SOURCE EXTRACT:
○ ○ ○ ○ ○

At a meeting of the Greater Manchester Combined Authority’s Planning, Housing & Environment Committee, officials were presented with an update on the Greater Manchester Clean Air plan, which is being overseen by Transport for Greater Manchester.
TfGM is leading the development of the plan on behalf of seven of the ten Greater Manchester authorities who were named within the government’s NO2 plan as being required to act to reduce nitrogen dioxide emissions. A finalised Clean Air Plans is due to be presented before the end of the year.
Papers released ahead of yesterday’s meeting indicate that options under consideration for the city region include the potential for a charging Clean Air Zone.
But, any potential charges would only to apply to private-hire vehicles, buses and HGVs, with the Greater Manchester Mayor, Andy Burnham, having previously ruled out a charge for private car drivers (see airqualitynews.com story).
Options
Other measures included in a shortlist shown to members include the potential for a workplace parking levy to encourage commuters to use public transport, increased public transport capacity, retrofit of the existing public transport and local authority fleets and incentivising an increased uptake of electric vehicles in the region.

○ ○ ○ ○ ○

SHORT EXERCISE:
According to the Clean Air plan report, which vehicles would any potential charges apply to?

RECORDED DATA:
○ ○ ○ ○ ○

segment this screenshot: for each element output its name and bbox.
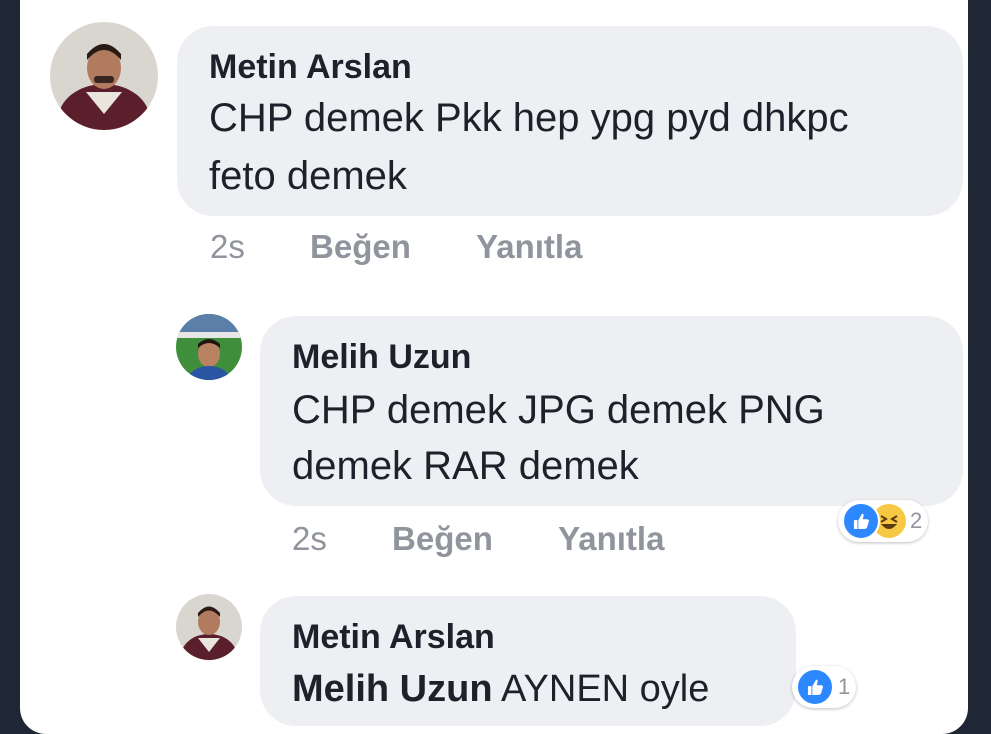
comment-text: Melih Uzun AYNEN oyle (292, 668, 709, 711)
comment-bubble: Metin Arslan CHP demek Pkk hep ypg pyd d… (177, 26, 963, 216)
comment-author[interactable]: Melih Uzun (292, 338, 471, 377)
comment-bubble: Metin Arslan Melih Uzun AYNEN oyle (260, 596, 796, 726)
like-icon (796, 668, 834, 706)
comment-text: CHP demek JPG demek PNG (292, 388, 825, 432)
comment-text: feto demek (209, 154, 407, 198)
reaction-summary[interactable]: 2 (838, 500, 929, 542)
comment-bubble: Melih Uzun CHP demek JPG demek PNG demek… (260, 316, 963, 506)
comment-author[interactable]: Metin Arslan (292, 618, 495, 657)
comment-author[interactable]: Metin Arslan (209, 48, 412, 87)
comment-timestamp[interactable]: 2s (292, 520, 327, 558)
like-icon (842, 502, 880, 540)
reaction-count: 2 (910, 508, 923, 533)
reply-button[interactable]: Yanıtla (476, 228, 582, 266)
avatar[interactable] (176, 314, 242, 380)
comment-text-body: AYNEN oyle (501, 668, 710, 710)
comment-actions: 2s Beğen Yanıtla (292, 520, 664, 558)
like-button[interactable]: Beğen (310, 228, 411, 266)
avatar[interactable] (176, 594, 242, 660)
comment-actions: 2s Beğen Yanıtla (210, 228, 582, 266)
avatar[interactable] (50, 22, 158, 130)
like-button[interactable]: Beğen (392, 520, 493, 558)
reaction-count: 1 (838, 674, 851, 699)
comment-thread-card: Metin Arslan CHP demek Pkk hep ypg pyd d… (20, 0, 968, 734)
comment-text: CHP demek Pkk hep ypg pyd dhkpc (209, 96, 849, 140)
avatar-photo (50, 22, 158, 130)
avatar-photo (176, 314, 242, 380)
mention-link[interactable]: Melih Uzun (292, 668, 493, 710)
comment-text: demek RAR demek (292, 444, 639, 488)
reply-button[interactable]: Yanıtla (558, 520, 664, 558)
avatar-photo (176, 594, 242, 660)
reaction-summary[interactable]: 1 (792, 666, 857, 708)
comment-timestamp[interactable]: 2s (210, 228, 245, 266)
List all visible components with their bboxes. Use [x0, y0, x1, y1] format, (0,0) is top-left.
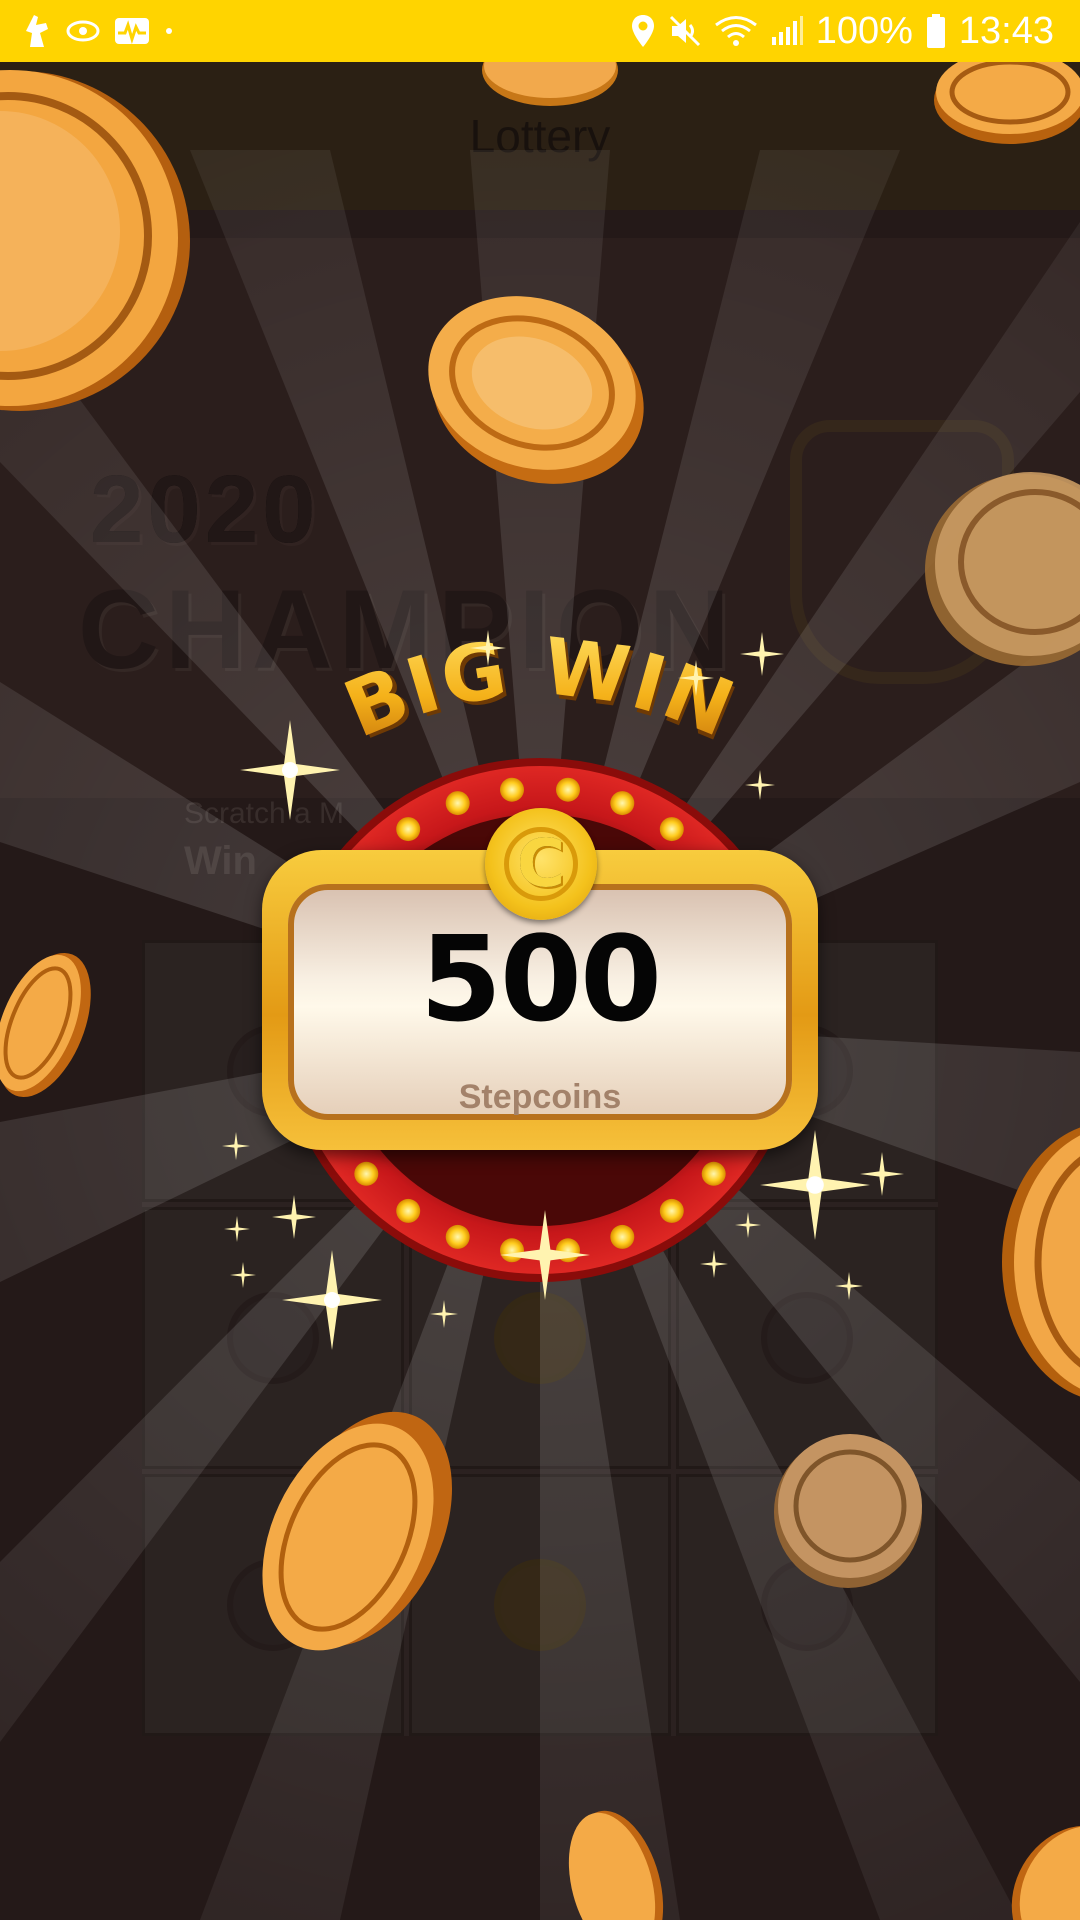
coin-icon [0, 952, 91, 1098]
marquee-bulb [445, 791, 470, 816]
sparkle-icon [835, 1272, 863, 1300]
location-icon [630, 14, 656, 48]
eye-app-icon [66, 19, 100, 43]
marquee-bulb [659, 1198, 684, 1223]
marquee-bulb [610, 791, 635, 816]
signal-icon [770, 15, 804, 47]
marquee-bulb [396, 817, 421, 842]
marquee-bulb [445, 1224, 470, 1249]
sparkle-icon [740, 632, 784, 676]
marquee-bulb [556, 777, 580, 802]
coin-icon [774, 1434, 922, 1588]
dot-icon [164, 26, 174, 36]
battery-percent: 100% [815, 9, 913, 52]
sparkle-icon [735, 1212, 761, 1238]
wifi-icon [714, 14, 758, 48]
sparkle-icon [230, 1262, 256, 1288]
sparkle-icon [500, 1210, 590, 1300]
coin-icon [428, 296, 644, 484]
sparkle-icon [240, 720, 340, 820]
activity-icon [114, 17, 150, 45]
marquee-bulb [396, 1198, 421, 1223]
marquee-bulb [354, 1161, 379, 1186]
clock: 13:43 [958, 9, 1054, 52]
status-bar: 100% 13:43 [0, 0, 1080, 62]
coin-icon [568, 1810, 664, 1920]
stepcoin-medal-letter: C [504, 827, 578, 901]
marquee-bulb [610, 1224, 635, 1249]
coin-icon [0, 70, 190, 411]
sparkle-icon [222, 1132, 250, 1160]
marquee-bulb [701, 1161, 726, 1186]
coin-icon [934, 62, 1080, 144]
mute-icon [668, 14, 702, 48]
sparkle-icon [760, 1130, 870, 1240]
coin-icon [1011, 1825, 1080, 1920]
sparkle-icon [224, 1216, 250, 1242]
sparkle-icon [272, 1195, 316, 1239]
status-right: 100% 13:43 [630, 10, 1054, 53]
status-left [22, 13, 174, 49]
stepcoin-medal-icon: C [485, 808, 597, 920]
sparkle-icon [745, 770, 775, 800]
sparkle-icon [860, 1152, 904, 1196]
sparkle-icon [282, 1250, 382, 1350]
app-notification-icon [22, 13, 52, 49]
coin-icon [262, 1411, 452, 1651]
battery-icon [925, 13, 947, 49]
sparkle-icon [678, 660, 714, 696]
coin-icon [482, 62, 618, 106]
marquee-bulb [659, 817, 684, 842]
sparkle-icon [700, 1250, 728, 1278]
marquee-bulb [500, 777, 524, 802]
banner-year: 2020 [90, 456, 320, 563]
page-title: Lottery [469, 110, 611, 162]
sparkle-icon [430, 1300, 458, 1328]
coin-icon [1002, 1127, 1080, 1397]
win-amount: 500 [419, 910, 662, 1048]
coin-icon [925, 472, 1080, 666]
win-unit-label: Stepcoins [458, 1078, 622, 1116]
coin-icon [494, 1559, 586, 1651]
sparkle-icon [470, 630, 506, 666]
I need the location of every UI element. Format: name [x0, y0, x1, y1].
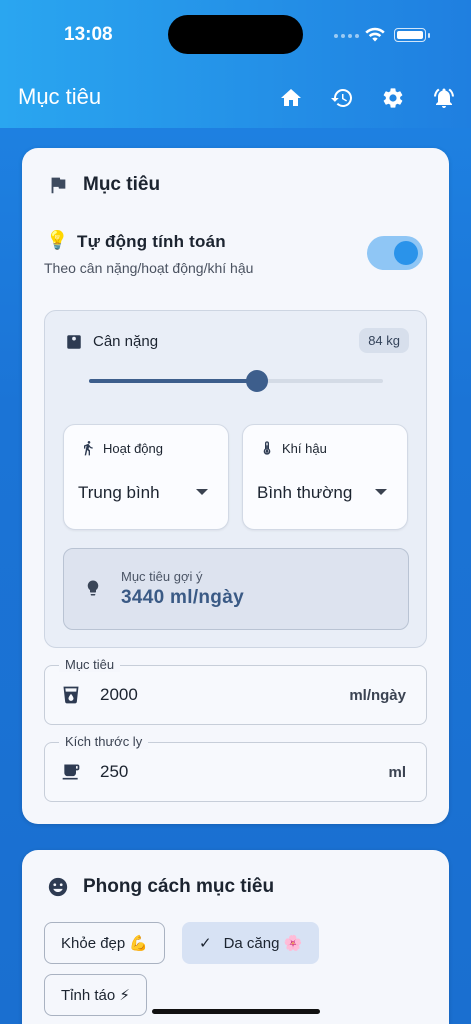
- app-title: Mục tiêu: [18, 84, 102, 109]
- slider-thumb[interactable]: [245, 370, 268, 392]
- goal-field[interactable]: Mục tiêu 2000 ml/ngày: [44, 657, 427, 725]
- weight-label: Cân nặng: [93, 333, 159, 350]
- notification-icon[interactable]: [432, 86, 456, 110]
- chip-label: Khỏe đẹp 💪: [61, 935, 149, 952]
- coffee-cup-icon: [62, 764, 80, 780]
- chip-label: Da căng 🌸: [223, 935, 303, 952]
- goal-field-value: 2000: [100, 685, 138, 704]
- flag-icon: [51, 177, 66, 194]
- cellular-signal-icon: [334, 34, 359, 38]
- lightbulb-outline-icon: [87, 580, 99, 596]
- activity-label: Hoạt động: [103, 441, 163, 456]
- calc-panel: Cân nặng 84 kg Hoạt động Trung bình Khí …: [44, 310, 427, 648]
- slider-fill: [89, 379, 257, 383]
- thermometer-icon: [263, 441, 271, 455]
- chip-tinh-tao[interactable]: Tỉnh táo ⚡: [44, 974, 147, 1016]
- goal-card: Mục tiêu 💡 Tự động tính toán Theo cân nặ…: [22, 148, 449, 824]
- check-icon: ✓: [199, 935, 212, 952]
- auto-calc-title: Tự động tính toán: [77, 232, 226, 251]
- climate-value: Bình thường: [257, 483, 353, 502]
- climate-label: Khí hậu: [282, 441, 327, 456]
- home-icon[interactable]: [279, 86, 303, 110]
- auto-calc-subtitle: Theo cân nặng/hoạt động/khí hậu: [44, 260, 254, 276]
- dropdown-arrow-icon: [196, 489, 208, 495]
- wifi-icon: [365, 27, 385, 42]
- weight-value-badge: 84 kg: [359, 328, 409, 353]
- chip-khoe-dep[interactable]: Khỏe đẹp 💪: [44, 922, 166, 964]
- climate-dropdown[interactable]: Khí hậu Bình thường: [242, 424, 408, 530]
- chip-label: Tỉnh táo ⚡: [61, 987, 130, 1004]
- cup-size-suffix: ml: [388, 764, 406, 781]
- running-icon: [84, 441, 93, 456]
- activity-value: Trung bình: [78, 483, 160, 502]
- history-icon[interactable]: [330, 86, 354, 110]
- cup-size-field[interactable]: Kích thước ly 250 ml: [44, 734, 427, 802]
- settings-icon[interactable]: [381, 86, 405, 110]
- lightbulb-icon: 💡: [46, 230, 69, 250]
- chip-da-cang[interactable]: ✓ Da căng 🌸: [182, 922, 320, 964]
- smiley-icon: [48, 877, 68, 897]
- goal-style-title: Phong cách mục tiêu: [83, 876, 275, 897]
- scale-icon: [67, 335, 81, 349]
- toggle-knob: [394, 241, 418, 265]
- cup-size-label: Kích thước ly: [59, 734, 149, 749]
- weight-slider[interactable]: [89, 370, 383, 392]
- home-indicator: [152, 1009, 320, 1014]
- status-bar: 13:08: [0, 0, 471, 70]
- suggested-goal-value: 3440 ml/ngày: [121, 587, 244, 608]
- auto-calc-toggle[interactable]: [367, 236, 423, 270]
- suggested-goal-label: Mục tiêu gợi ý: [121, 569, 203, 584]
- suggested-goal-box: Mục tiêu gợi ý 3440 ml/ngày: [63, 548, 409, 630]
- goal-style-card: Phong cách mục tiêu Khỏe đẹp 💪 ✓ Da căng…: [22, 850, 449, 1024]
- goal-card-title: Mục tiêu: [83, 174, 161, 195]
- dynamic-island: [168, 15, 303, 54]
- app-bar: Mục tiêu: [0, 70, 471, 128]
- cup-size-value: 250: [100, 762, 129, 781]
- dropdown-arrow-icon: [375, 489, 387, 495]
- battery-icon: [394, 28, 430, 42]
- activity-dropdown[interactable]: Hoạt động Trung bình: [63, 424, 229, 530]
- goal-field-label: Mục tiêu: [59, 657, 121, 672]
- status-time: 13:08: [64, 24, 113, 45]
- water-cup-icon: [63, 686, 79, 704]
- goal-field-suffix: ml/ngày: [349, 687, 406, 704]
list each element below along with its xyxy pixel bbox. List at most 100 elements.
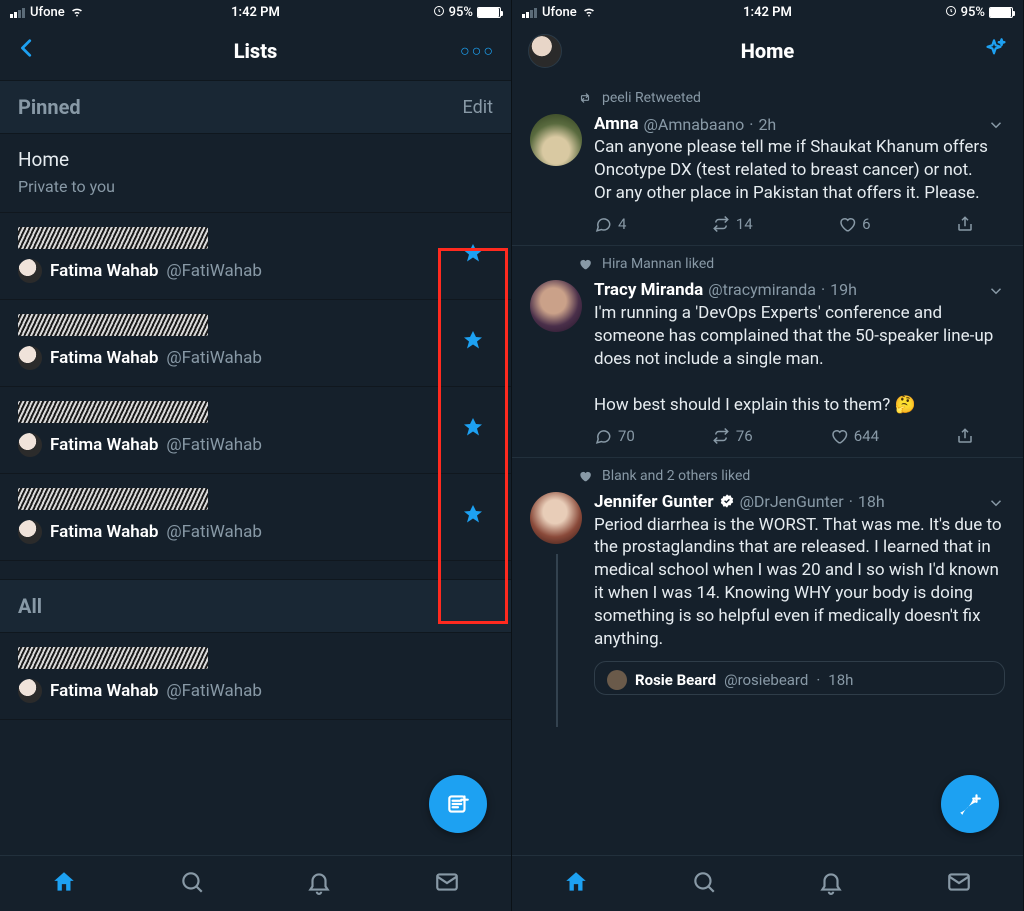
retweet-button[interactable]: 14 <box>712 215 753 233</box>
tweet-menu-button[interactable] <box>987 282 1005 304</box>
owner-handle: @FatiWahab <box>166 261 262 281</box>
page-title: Lists <box>0 39 511 63</box>
tweet-menu-button[interactable] <box>987 494 1005 516</box>
pin-icon[interactable] <box>461 503 485 531</box>
owner-handle: @FatiWahab <box>166 681 262 701</box>
wifi-icon <box>582 4 596 22</box>
tweet-author-handle: @DrJenGunter <box>740 492 844 511</box>
like-button[interactable]: 6 <box>838 215 870 233</box>
avatar[interactable] <box>530 114 582 166</box>
tweet-author-name: Tracy Miranda <box>594 280 703 300</box>
tweet-author-handle: @Amnabaano <box>644 115 745 134</box>
battery-pct-label: 95% <box>961 5 985 20</box>
tab-notifications[interactable] <box>306 869 332 899</box>
tab-messages[interactable] <box>946 869 972 899</box>
tweet-author-handle: @tracymiranda <box>708 280 816 299</box>
list-item[interactable]: Fatima Wahab @FatiWahab <box>0 387 511 474</box>
battery-pct-label: 95% <box>449 5 473 20</box>
share-button[interactable] <box>956 215 974 233</box>
list-item-home[interactable]: Home Private to you <box>0 134 511 213</box>
rotation-lock-icon <box>945 5 957 21</box>
avatar <box>18 259 42 283</box>
owner-name: Fatima Wahab <box>50 681 158 701</box>
thread-line <box>556 554 558 728</box>
back-button[interactable] <box>16 36 38 66</box>
verified-icon <box>719 492 735 511</box>
tweet-text: Period diarrhea is the WORST. That was m… <box>594 514 1005 652</box>
owner-handle: @FatiWahab <box>166 435 262 455</box>
section-header-all: All <box>0 579 511 633</box>
list-item[interactable]: Fatima Wahab @FatiWahab <box>0 213 511 300</box>
list-item[interactable]: Fatima Wahab @FatiWahab <box>0 474 511 561</box>
tweet[interactable]: Amna @Amnabaano · 2h Can anyone please t… <box>512 106 1023 246</box>
list-name: Home <box>18 148 493 171</box>
avatar[interactable] <box>530 280 582 332</box>
tab-search[interactable] <box>179 869 205 899</box>
profile-avatar-button[interactable] <box>528 34 562 68</box>
avatar <box>607 670 627 690</box>
tweet[interactable]: Jennifer Gunter @DrJenGunter · 18h Perio… <box>512 484 1023 708</box>
wifi-icon <box>70 4 84 22</box>
tab-home[interactable] <box>563 869 589 899</box>
more-options-button[interactable]: ○○○ <box>460 41 495 61</box>
pin-icon[interactable] <box>461 329 485 357</box>
tweet-text: I'm running a 'DevOps Experts' conferenc… <box>594 302 1005 417</box>
page-title: Home <box>512 39 1023 63</box>
heart-icon <box>578 469 592 483</box>
tab-bar <box>0 855 511 911</box>
quoted-tweet[interactable]: Rosie Beard @rosiebeard · 18h <box>594 661 1005 695</box>
nav-header: Lists ○○○ <box>0 22 511 80</box>
signal-icon <box>10 8 25 18</box>
avatar <box>18 433 42 457</box>
reply-button[interactable]: 4 <box>594 215 626 233</box>
top-tweets-button[interactable] <box>981 36 1007 66</box>
list-name-redacted <box>18 488 208 510</box>
social-context-text: Blank and 2 others liked <box>602 468 750 484</box>
tab-home[interactable] <box>51 869 77 899</box>
avatar <box>18 520 42 544</box>
tweet-time: 19h <box>830 280 857 299</box>
edit-button[interactable]: Edit <box>463 97 493 118</box>
list-item[interactable]: Fatima Wahab @FatiWahab <box>0 633 511 720</box>
like-button[interactable]: 644 <box>830 427 879 445</box>
owner-name: Fatima Wahab <box>50 348 158 368</box>
list-item[interactable]: Fatima Wahab @FatiWahab <box>0 300 511 387</box>
tab-messages[interactable] <box>434 869 460 899</box>
social-context: peeli Retweeted <box>512 80 1023 106</box>
carrier-label: Ufone <box>542 5 577 20</box>
signal-icon <box>522 8 537 18</box>
owner-name: Fatima Wahab <box>50 435 158 455</box>
pin-icon[interactable] <box>461 242 485 270</box>
timeline[interactable]: peeli Retweeted Amna @Amnabaano · 2h Can… <box>512 80 1023 855</box>
status-bar: Ufone 1:42 PM 95% <box>512 0 1023 22</box>
tweet-text: Can anyone please tell me if Shaukat Kha… <box>594 136 1005 205</box>
list-name-redacted <box>18 401 208 423</box>
pin-icon[interactable] <box>461 416 485 444</box>
share-button[interactable] <box>956 427 974 445</box>
heart-icon <box>578 257 592 271</box>
battery-icon <box>989 7 1013 18</box>
owner-name: Fatima Wahab <box>50 261 158 281</box>
social-context-text: peeli Retweeted <box>602 90 701 106</box>
quoted-author-name: Rosie Beard <box>635 671 716 689</box>
tweet-actions: 4 14 6 <box>594 215 974 233</box>
tweet[interactable]: Tracy Miranda @tracymiranda · 19h I'm ru… <box>512 272 1023 458</box>
tab-search[interactable] <box>691 869 717 899</box>
tab-notifications[interactable] <box>818 869 844 899</box>
compose-tweet-button[interactable] <box>941 775 999 833</box>
rotation-lock-icon <box>433 5 445 21</box>
tweet-actions: 70 76 644 <box>594 427 974 445</box>
tweet-menu-button[interactable] <box>987 116 1005 138</box>
owner-handle: @FatiWahab <box>166 348 262 368</box>
section-title: All <box>18 594 42 618</box>
retweet-button[interactable]: 76 <box>712 427 753 445</box>
owner-handle: @FatiWahab <box>166 522 262 542</box>
battery-icon <box>477 7 501 18</box>
list-name-redacted <box>18 227 208 249</box>
new-list-button[interactable] <box>429 775 487 833</box>
avatar <box>18 346 42 370</box>
list-privacy-label: Private to you <box>18 177 493 196</box>
avatar[interactable] <box>530 492 582 544</box>
reply-button[interactable]: 70 <box>594 427 635 445</box>
retweet-icon <box>578 91 592 105</box>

○ ○ ○ ○ ○

SOLUTION TO THE EXERCISE:
Private-hire vehicles, buses and HGVs.